__What the task requires__: Copy the rows character for character, starting with the first row and ending with the row that contains "subtitle-text: as shirt", with both of those rows included.

________________________

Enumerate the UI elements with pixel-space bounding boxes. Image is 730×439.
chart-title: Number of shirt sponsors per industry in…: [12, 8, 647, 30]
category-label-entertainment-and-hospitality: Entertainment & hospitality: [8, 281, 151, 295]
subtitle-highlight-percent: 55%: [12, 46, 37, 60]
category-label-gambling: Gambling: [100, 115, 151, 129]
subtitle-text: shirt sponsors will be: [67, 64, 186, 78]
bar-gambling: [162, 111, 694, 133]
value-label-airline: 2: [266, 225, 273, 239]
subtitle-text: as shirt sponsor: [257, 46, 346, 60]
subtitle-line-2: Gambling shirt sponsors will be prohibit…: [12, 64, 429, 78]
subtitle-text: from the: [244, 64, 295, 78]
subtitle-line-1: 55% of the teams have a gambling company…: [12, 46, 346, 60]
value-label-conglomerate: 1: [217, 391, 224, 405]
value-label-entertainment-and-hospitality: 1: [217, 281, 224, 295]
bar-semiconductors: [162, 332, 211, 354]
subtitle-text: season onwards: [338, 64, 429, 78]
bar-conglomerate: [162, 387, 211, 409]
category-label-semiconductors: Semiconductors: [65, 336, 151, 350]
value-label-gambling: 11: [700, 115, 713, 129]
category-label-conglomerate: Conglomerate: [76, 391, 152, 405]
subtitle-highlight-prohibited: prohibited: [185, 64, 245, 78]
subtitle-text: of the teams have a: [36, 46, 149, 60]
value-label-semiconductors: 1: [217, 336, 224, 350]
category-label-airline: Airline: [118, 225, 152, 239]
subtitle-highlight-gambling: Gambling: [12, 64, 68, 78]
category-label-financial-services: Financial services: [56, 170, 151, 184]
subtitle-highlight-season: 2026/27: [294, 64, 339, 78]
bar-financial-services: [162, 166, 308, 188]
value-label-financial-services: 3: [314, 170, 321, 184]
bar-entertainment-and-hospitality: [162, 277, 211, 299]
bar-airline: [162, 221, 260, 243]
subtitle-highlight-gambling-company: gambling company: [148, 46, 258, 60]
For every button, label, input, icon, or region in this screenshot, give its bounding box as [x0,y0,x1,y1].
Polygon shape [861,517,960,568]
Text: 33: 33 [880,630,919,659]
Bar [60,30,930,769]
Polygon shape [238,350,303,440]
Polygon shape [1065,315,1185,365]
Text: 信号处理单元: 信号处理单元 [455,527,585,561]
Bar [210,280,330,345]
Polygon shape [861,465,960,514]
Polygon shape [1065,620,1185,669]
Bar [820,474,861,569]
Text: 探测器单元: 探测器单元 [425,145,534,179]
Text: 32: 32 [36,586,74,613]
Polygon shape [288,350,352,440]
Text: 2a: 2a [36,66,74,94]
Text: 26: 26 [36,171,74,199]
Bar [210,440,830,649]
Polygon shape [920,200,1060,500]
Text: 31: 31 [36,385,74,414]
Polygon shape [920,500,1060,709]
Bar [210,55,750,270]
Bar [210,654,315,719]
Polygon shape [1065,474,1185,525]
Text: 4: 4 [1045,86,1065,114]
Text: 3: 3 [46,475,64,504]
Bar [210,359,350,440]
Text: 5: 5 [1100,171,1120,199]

________________________

__Worked solution__:
Enumerate the UI elements with pixel-space bounding boxes. Image is 730×439.
chart-title: Number of shirt sponsors per industry in…: [12, 8, 647, 30]
category-label-entertainment-and-hospitality: Entertainment & hospitality: [8, 281, 151, 295]
subtitle-highlight-percent: 55%: [12, 46, 37, 60]
category-label-gambling: Gambling: [100, 115, 151, 129]
subtitle-text: shirt sponsors will be: [67, 64, 186, 78]
bar-gambling: [162, 111, 694, 133]
value-label-airline: 2: [266, 225, 273, 239]
subtitle-text: as shirt sponsor: [257, 46, 346, 60]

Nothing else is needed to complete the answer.